Requirements
Beneath this task is a listing. State how many of its lines include the string "ffffff", giving nothing but the number.
• • • •
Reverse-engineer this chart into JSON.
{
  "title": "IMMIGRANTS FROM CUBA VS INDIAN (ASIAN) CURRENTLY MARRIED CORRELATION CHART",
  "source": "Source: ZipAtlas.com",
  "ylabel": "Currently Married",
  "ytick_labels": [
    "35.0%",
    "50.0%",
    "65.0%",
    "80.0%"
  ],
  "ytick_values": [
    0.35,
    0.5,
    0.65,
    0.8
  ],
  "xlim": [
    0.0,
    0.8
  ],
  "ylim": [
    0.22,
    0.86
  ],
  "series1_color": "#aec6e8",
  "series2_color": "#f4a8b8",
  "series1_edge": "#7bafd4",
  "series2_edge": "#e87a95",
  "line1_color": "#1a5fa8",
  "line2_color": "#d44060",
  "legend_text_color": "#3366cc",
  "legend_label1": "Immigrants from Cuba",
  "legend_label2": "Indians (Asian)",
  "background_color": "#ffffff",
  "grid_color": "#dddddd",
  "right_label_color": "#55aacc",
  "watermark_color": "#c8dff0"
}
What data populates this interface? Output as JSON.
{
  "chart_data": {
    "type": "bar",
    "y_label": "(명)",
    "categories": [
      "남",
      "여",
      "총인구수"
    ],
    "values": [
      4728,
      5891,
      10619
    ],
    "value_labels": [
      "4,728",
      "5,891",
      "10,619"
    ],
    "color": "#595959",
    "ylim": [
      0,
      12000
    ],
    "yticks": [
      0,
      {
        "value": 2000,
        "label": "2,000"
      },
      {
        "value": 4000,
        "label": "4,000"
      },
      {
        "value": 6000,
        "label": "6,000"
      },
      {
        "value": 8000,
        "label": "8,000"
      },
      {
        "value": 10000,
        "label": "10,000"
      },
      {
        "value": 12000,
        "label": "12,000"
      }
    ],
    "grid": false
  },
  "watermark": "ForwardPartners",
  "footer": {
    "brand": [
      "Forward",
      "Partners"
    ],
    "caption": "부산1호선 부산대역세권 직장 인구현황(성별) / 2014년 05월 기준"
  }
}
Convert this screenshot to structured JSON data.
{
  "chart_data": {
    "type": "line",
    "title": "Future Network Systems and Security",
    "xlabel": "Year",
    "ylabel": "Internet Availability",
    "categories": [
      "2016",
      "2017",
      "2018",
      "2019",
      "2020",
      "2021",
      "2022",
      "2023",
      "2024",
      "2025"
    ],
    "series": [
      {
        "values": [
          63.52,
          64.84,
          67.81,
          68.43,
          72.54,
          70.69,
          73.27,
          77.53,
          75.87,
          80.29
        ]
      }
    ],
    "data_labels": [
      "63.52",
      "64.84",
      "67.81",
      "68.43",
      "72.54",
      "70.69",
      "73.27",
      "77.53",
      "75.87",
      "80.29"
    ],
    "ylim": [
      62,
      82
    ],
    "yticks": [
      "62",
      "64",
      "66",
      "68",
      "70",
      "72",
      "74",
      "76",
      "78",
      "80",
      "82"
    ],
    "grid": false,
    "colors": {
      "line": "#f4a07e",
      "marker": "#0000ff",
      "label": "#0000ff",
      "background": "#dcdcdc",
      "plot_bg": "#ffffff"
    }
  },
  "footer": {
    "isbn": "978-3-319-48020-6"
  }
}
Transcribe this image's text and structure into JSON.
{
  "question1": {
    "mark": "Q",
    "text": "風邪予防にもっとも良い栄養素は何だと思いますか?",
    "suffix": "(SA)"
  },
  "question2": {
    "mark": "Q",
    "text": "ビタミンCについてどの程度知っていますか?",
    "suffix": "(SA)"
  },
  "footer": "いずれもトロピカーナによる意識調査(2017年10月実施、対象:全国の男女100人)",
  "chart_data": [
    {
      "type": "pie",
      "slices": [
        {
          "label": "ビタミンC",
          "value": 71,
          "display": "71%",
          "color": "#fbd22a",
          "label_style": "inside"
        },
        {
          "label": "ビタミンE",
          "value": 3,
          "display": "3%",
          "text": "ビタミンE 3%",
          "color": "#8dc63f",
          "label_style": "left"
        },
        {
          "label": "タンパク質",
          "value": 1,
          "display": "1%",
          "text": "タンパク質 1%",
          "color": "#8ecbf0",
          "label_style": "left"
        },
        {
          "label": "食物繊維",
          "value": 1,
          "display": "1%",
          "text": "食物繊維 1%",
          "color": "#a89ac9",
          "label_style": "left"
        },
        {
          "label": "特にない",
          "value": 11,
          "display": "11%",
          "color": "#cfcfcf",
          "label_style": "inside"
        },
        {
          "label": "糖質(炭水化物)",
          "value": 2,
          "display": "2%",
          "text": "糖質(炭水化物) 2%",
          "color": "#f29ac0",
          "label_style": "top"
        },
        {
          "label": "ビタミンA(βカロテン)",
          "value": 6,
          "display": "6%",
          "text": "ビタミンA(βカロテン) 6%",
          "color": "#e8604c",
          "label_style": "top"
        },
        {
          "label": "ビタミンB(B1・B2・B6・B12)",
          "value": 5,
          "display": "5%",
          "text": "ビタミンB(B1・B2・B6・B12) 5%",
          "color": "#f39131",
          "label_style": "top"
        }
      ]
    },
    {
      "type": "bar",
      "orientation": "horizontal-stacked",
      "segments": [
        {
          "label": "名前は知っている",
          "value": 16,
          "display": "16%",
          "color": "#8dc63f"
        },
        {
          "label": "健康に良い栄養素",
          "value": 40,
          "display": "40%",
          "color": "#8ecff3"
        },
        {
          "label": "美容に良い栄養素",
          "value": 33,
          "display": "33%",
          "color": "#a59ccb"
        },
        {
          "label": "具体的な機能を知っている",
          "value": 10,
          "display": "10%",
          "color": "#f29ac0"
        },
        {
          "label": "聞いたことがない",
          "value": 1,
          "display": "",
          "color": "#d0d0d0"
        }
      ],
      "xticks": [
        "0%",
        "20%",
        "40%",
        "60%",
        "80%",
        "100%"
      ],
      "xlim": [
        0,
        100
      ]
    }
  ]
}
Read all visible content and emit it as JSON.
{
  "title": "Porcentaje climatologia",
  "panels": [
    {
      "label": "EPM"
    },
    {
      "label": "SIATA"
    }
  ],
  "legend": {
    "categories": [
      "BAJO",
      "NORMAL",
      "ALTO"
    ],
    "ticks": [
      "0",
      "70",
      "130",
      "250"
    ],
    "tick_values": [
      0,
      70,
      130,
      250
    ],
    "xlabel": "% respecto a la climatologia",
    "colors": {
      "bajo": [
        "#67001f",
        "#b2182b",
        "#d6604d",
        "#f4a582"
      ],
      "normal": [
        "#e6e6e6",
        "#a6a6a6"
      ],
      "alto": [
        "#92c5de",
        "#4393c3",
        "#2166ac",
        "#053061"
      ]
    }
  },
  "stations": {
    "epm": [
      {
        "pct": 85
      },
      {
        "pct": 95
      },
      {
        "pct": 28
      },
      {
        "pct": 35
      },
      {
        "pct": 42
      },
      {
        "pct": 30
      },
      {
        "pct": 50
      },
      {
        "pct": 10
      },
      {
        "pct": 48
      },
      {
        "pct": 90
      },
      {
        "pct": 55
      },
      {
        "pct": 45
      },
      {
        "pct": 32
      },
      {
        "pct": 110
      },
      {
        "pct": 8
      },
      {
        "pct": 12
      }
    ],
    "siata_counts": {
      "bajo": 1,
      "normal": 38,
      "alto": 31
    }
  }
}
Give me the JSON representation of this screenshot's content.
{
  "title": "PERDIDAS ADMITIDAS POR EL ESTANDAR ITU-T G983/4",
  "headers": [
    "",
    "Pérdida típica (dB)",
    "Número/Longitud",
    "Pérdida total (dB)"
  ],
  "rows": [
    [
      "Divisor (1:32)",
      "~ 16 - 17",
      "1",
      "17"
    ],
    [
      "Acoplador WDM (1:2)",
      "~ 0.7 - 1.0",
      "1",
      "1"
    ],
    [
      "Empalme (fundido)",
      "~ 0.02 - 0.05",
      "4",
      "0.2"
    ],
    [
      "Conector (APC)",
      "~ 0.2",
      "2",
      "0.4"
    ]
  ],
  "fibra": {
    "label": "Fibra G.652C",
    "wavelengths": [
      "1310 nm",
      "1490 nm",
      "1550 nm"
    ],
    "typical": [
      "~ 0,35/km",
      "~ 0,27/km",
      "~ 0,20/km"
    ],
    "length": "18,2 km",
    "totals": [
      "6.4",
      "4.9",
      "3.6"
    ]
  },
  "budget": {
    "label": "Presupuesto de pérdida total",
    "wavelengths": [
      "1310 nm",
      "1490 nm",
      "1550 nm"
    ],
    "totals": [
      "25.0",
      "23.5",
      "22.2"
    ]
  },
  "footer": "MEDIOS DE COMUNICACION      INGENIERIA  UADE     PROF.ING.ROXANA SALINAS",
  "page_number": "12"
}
• • • •
Expected output
2